### Your goal
Report the number of lines where the string "each" occurs, and write nothing else.

### Data provided
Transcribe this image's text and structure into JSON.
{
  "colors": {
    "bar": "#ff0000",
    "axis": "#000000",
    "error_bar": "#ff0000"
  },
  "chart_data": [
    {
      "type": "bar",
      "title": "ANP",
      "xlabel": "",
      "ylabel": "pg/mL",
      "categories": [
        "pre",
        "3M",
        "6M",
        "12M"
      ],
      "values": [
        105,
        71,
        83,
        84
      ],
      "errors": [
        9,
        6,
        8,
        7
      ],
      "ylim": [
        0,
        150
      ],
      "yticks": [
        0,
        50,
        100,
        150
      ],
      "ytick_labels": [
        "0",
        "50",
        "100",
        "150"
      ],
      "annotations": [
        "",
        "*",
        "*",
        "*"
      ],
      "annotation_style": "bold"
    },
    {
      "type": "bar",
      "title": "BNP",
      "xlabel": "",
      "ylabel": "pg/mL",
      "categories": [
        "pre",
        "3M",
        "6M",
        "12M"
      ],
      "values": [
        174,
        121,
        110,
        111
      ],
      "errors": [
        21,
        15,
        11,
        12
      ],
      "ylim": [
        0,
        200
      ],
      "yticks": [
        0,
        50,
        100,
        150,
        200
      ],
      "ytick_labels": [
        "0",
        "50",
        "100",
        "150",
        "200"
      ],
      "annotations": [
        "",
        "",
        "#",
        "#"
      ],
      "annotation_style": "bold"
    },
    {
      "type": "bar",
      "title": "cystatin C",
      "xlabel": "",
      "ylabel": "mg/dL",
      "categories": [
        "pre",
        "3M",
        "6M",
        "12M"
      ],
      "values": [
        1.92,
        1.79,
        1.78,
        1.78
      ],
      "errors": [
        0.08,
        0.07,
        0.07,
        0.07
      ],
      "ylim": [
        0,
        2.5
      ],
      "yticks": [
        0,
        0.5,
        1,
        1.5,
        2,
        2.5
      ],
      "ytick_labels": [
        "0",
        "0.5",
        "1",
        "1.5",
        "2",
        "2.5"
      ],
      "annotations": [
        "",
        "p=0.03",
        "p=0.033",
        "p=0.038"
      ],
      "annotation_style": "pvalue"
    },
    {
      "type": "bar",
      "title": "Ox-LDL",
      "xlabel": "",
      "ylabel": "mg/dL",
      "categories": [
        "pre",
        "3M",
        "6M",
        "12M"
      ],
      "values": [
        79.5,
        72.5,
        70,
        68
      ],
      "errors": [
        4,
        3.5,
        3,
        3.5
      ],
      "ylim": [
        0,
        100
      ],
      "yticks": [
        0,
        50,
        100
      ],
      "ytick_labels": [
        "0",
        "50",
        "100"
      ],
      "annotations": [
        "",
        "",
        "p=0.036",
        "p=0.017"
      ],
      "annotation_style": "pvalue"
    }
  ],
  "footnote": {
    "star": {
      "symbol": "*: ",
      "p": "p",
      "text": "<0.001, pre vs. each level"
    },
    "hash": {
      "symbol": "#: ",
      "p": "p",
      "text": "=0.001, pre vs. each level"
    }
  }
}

### Answer for the task
2